======== DATA TO PROCESS ========
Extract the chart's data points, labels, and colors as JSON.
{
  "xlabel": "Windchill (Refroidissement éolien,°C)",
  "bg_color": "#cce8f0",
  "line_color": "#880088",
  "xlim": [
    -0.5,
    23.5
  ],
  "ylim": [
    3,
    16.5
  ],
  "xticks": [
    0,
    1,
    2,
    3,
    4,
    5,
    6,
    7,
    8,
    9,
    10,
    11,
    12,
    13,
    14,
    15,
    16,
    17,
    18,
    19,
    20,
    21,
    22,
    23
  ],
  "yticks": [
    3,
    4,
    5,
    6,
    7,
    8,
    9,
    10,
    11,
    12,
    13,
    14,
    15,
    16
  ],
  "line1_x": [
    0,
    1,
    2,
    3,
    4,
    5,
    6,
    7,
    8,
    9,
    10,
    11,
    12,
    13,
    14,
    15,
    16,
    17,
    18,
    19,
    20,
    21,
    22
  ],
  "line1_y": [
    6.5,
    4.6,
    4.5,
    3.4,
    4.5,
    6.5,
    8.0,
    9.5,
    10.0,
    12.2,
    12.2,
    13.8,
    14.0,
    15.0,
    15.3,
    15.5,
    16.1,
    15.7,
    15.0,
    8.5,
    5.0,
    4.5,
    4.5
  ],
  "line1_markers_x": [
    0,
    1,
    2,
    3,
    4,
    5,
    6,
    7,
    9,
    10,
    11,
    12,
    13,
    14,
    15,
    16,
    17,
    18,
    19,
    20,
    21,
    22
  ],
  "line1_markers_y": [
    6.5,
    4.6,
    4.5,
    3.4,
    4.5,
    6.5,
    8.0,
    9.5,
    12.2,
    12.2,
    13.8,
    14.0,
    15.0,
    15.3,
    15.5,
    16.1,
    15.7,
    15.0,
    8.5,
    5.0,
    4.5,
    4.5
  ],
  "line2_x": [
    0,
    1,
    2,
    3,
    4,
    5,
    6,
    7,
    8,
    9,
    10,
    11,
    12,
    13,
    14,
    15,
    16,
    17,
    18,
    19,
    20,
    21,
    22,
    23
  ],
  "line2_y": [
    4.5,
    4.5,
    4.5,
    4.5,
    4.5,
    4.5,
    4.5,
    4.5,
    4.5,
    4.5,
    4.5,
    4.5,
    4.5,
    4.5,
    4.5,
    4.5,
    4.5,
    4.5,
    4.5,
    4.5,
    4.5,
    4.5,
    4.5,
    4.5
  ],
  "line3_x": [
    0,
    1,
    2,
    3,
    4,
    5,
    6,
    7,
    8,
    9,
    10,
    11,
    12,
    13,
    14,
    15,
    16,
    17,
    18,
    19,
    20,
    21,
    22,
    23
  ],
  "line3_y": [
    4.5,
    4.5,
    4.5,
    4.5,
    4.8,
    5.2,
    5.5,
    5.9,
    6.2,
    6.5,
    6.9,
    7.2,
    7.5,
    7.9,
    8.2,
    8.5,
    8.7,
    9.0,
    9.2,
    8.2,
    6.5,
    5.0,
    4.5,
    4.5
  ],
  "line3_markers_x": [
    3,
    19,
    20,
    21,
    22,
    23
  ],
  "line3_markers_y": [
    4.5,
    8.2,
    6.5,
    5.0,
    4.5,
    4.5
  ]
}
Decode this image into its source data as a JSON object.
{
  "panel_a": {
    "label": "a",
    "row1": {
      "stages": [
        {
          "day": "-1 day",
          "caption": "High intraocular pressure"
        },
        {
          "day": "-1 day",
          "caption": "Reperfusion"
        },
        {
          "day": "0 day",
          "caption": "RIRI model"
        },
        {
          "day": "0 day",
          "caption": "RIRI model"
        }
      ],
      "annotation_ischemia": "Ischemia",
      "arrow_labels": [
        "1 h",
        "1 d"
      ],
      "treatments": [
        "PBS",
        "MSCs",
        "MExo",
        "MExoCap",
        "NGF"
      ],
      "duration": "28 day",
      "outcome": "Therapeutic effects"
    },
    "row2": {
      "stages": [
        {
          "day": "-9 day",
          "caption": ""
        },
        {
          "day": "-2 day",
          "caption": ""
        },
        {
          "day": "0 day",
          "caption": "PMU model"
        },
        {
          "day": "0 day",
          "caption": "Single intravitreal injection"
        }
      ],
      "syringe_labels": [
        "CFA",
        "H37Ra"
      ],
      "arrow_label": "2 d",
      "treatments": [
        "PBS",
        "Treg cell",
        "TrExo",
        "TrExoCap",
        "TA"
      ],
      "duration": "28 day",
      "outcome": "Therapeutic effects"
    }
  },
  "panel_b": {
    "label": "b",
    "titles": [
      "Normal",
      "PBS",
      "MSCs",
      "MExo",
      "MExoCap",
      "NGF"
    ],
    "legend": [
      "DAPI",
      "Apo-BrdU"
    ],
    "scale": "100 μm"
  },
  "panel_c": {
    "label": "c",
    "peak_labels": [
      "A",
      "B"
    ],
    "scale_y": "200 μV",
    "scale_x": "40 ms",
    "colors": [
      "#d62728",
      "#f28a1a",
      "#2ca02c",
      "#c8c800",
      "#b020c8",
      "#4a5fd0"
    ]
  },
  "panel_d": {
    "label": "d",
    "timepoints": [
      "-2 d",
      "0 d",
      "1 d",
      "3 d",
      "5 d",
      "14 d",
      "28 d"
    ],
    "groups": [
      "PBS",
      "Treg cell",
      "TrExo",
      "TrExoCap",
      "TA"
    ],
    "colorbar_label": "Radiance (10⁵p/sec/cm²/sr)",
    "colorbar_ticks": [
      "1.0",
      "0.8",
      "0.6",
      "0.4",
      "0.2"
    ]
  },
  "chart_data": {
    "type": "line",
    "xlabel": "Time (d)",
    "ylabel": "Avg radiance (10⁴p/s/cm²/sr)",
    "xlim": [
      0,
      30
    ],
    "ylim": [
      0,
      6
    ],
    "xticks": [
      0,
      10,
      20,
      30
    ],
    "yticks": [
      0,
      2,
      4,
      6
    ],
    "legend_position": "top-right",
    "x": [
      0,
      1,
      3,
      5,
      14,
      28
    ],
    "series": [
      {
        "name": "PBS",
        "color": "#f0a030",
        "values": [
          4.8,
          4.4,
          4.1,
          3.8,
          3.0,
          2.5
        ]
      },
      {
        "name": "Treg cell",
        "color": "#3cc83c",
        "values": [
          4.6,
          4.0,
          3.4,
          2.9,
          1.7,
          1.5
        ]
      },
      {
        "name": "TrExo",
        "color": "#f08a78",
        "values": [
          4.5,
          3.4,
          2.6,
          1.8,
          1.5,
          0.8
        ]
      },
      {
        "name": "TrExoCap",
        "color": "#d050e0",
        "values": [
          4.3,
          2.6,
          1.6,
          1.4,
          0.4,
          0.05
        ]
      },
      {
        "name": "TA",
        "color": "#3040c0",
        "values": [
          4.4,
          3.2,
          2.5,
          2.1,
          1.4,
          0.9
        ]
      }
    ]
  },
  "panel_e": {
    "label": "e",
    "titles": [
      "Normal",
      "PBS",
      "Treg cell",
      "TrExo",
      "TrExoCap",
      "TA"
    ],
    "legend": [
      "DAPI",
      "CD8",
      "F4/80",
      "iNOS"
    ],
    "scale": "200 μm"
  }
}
========
§ **WHAT YOU HAVE TO DO**: Set down all of the data above, word for word.

§ **TASK RESPONSE**:
Extract the chart's data points, labels, and colors as JSON.
{
  "xlabel": "Windchill (Refroidissement éolien,°C)",
  "bg_color": "#cce8f0",
  "line_color": "#880088",
  "xlim": [
    -0.5,
    23.5
  ],
  "ylim": [
    3,
    16.5
  ],
  "xticks": [
    0,
    1,
    2,
    3,
    4,
    5,
    6,
    7,
    8,
    9,
    10,
    11,
    12,
    13,
    14,
    15,
    16,
    17,
    18,
    19,
    20,
    21,
    22,
    23
  ],
  "yticks": [
    3,
    4,
    5,
    6,
    7,
    8,
    9,
    10,
    11,
    12,
    13,
    14,
    15,
    16
  ],
  "line1_x": [
    0,
    1,
    2,
    3,
    4,
    5,
    6,
    7,
    8,
    9,
    10,
    11,
    12,
    13,
    14,
    15,
    16,
    17,
    18,
    19,
    20,
    21,
    22
  ],
  "line1_y": [
    6.5,
    4.6,
    4.5,
    3.4,
    4.5,
    6.5,
    8.0,
    9.5,
    10.0,
    12.2,
    12.2,
    13.8,
    14.0,
    15.0,
    15.3,
    15.5,
    16.1,
    15.7,
    15.0,
    8.5,
    5.0,
    4.5,
    4.5
  ],
  "line1_markers_x": [
    0,
    1,
    2,
    3,
    4,
    5,
    6,
    7,
    9,
    10,
    11,
    12,
    13,
    14,
    15,
    16,
    17,
    18,
    19,
    20,
    21,
    22
  ],
  "line1_markers_y": [
    6.5,
    4.6,
    4.5,
    3.4,
    4.5,
    6.5,
    8.0,
    9.5,
    12.2,
    12.2,
    13.8,
    14.0,
    15.0,
    15.3,
    15.5,
    16.1,
    15.7,
    15.0,
    8.5,
    5.0,
    4.5,
    4.5
  ],
  "line2_x": [
    0,
    1,
    2,
    3,
    4,
    5,
    6,
    7,
    8,
    9,
    10,
    11,
    12,
    13,
    14,
    15,
    16,
    17,
    18,
    19,
    20,
    21,
    22,
    23
  ],
  "line2_y": [
    4.5,
    4.5,
    4.5,
    4.5,
    4.5,
    4.5,
    4.5,
    4.5,
    4.5,
    4.5,
    4.5,
    4.5,
    4.5,
    4.5,
    4.5,
    4.5,
    4.5,
    4.5,
    4.5,
    4.5,
    4.5,
    4.5,
    4.5,
    4.5
  ],
  "line3_x": [
    0,
    1,
    2,
    3,
    4,
    5,
    6,
    7,
    8,
    9,
    10,
    11,
    12,
    13,
    14,
    15,
    16,
    17,
    18,
    19,
    20,
    21,
    22,
    23
  ],
  "line3_y": [
    4.5,
    4.5,
    4.5,
    4.5,
    4.8,
    5.2,
    5.5,
    5.9,
    6.2,
    6.5,
    6.9,
    7.2,
    7.5,
    7.9,
    8.2,
    8.5,
    8.7,
    9.0,
    9.2,
    8.2,
    6.5,
    5.0,
    4.5,
    4.5
  ],
  "line3_markers_x": [
    3,
    19,
    20,
    21,
    22,
    23
  ],
  "line3_markers_y": [
    4.5,
    8.2,
    6.5,
    5.0,
    4.5,
    4.5
  ]
}
Decode this image into its source data as a JSON object.
{
  "panel_a": {
    "label": "a",
    "row1": {
      "stages": [
        {
          "day": "-1 day",
          "caption": "High intraocular pressure"
        },
        {
          "day": "-1 day",
          "caption": "Reperfusion"
        },
        {
          "day": "0 day",
          "caption": "RIRI model"
        },
        {
          "day": "0 day",
          "caption": "RIRI model"
        }
      ],
      "annotation_ischemia": "Ischemia",
      "arrow_labels": [
        "1 h",
        "1 d"
      ],
      "treatments": [
        "PBS",
        "MSCs",
        "MExo",
        "MExoCap",
        "NGF"
      ],
      "duration": "28 day",
      "outcome": "Therapeutic effects"
    },
    "row2": {
      "stages": [
        {
          "day": "-9 day",
          "caption": ""
        },
        {
          "day": "-2 day",
          "caption": ""
        },
        {
          "day": "0 day",
          "caption": "PMU model"
        },
        {
          "day": "0 day",
          "caption": "Single intravitreal injection"
        }
      ],
      "syringe_labels": [
        "CFA",
        "H37Ra"
      ],
      "arrow_label": "2 d",
      "treatments": [
        "PBS",
        "Treg cell",
        "TrExo",
        "TrExoCap",
        "TA"
      ],
      "duration": "28 day",
      "outcome": "Therapeutic effects"
    }
  },
  "panel_b": {
    "label": "b",
    "titles": [
      "Normal",
      "PBS",
      "MSCs",
      "MExo",
      "MExoCap",
      "NGF"
    ],
    "legend": [
      "DAPI",
      "Apo-BrdU"
    ],
    "scale": "100 μm"
  },
  "panel_c": {
    "label": "c",
    "peak_labels": [
      "A",
      "B"
    ],
    "scale_y": "200 μV",
    "scale_x": "40 ms",
    "colors": [
      "#d62728",
      "#f28a1a",
      "#2ca02c",
      "#c8c800",
      "#b020c8",
      "#4a5fd0"
    ]
  },
  "panel_d": {
    "label": "d",
    "timepoints": [
      "-2 d",
      "0 d",
      "1 d",
      "3 d",
      "5 d",
      "14 d",
      "28 d"
    ],
    "groups": [
      "PBS",
      "Treg cell",
      "TrExo",
      "TrExoCap",
      "TA"
    ],
    "colorbar_label": "Radiance (10⁵p/sec/cm²/sr)",
    "colorbar_ticks": [
      "1.0",
      "0.8",
      "0.6",
      "0.4",
      "0.2"
    ]
  },
  "chart_data": {
    "type": "line",
    "xlabel": "Time (d)",
    "ylabel": "Avg radiance (10⁴p/s/cm²/sr)",
    "xlim": [
      0,
      30
    ],
    "ylim": [
      0,
      6
    ],
    "xticks": [
      0,
      10,
      20,
      30
    ],
    "yticks": [
      0,
      2,
      4,
      6
    ],
    "legend_position": "top-right",
    "x": [
      0,
      1,
      3,
      5,
      14,
      28
    ],
    "series": [
      {
        "name": "PBS",
        "color": "#f0a030",
        "values": [
          4.8,
          4.4,
          4.1,
          3.8,
          3.0,
          2.5
        ]
      },
      {
        "name": "Treg cell",
        "color": "#3cc83c",
        "values": [
          4.6,
          4.0,
          3.4,
          2.9,
          1.7,
          1.5
        ]
      },
      {
        "name": "TrExo",
        "color": "#f08a78",
        "values": [
          4.5,
          3.4,
          2.6,
          1.8,
          1.5,
          0.8
        ]
      },
      {
        "name": "TrExoCap",
        "color": "#d050e0",
        "values": [
          4.3,
          2.6,
          1.6,
          1.4,
          0.4,
          0.05
        ]
      },
      {
        "name": "TA",
        "color": "#3040c0",
        "values": [
          4.4,
          3.2,
          2.5,
          2.1,
          1.4,
          0.9
        ]
      }
    ]
  },
  "panel_e": {
    "label": "e",
    "titles": [
      "Normal",
      "PBS",
      "Treg cell",
      "TrExo",
      "TrExoCap",
      "TA"
    ],
    "legend": [
      "DAPI",
      "CD8",
      "F4/80",
      "iNOS"
    ],
    "scale": "200 μm"
  }
}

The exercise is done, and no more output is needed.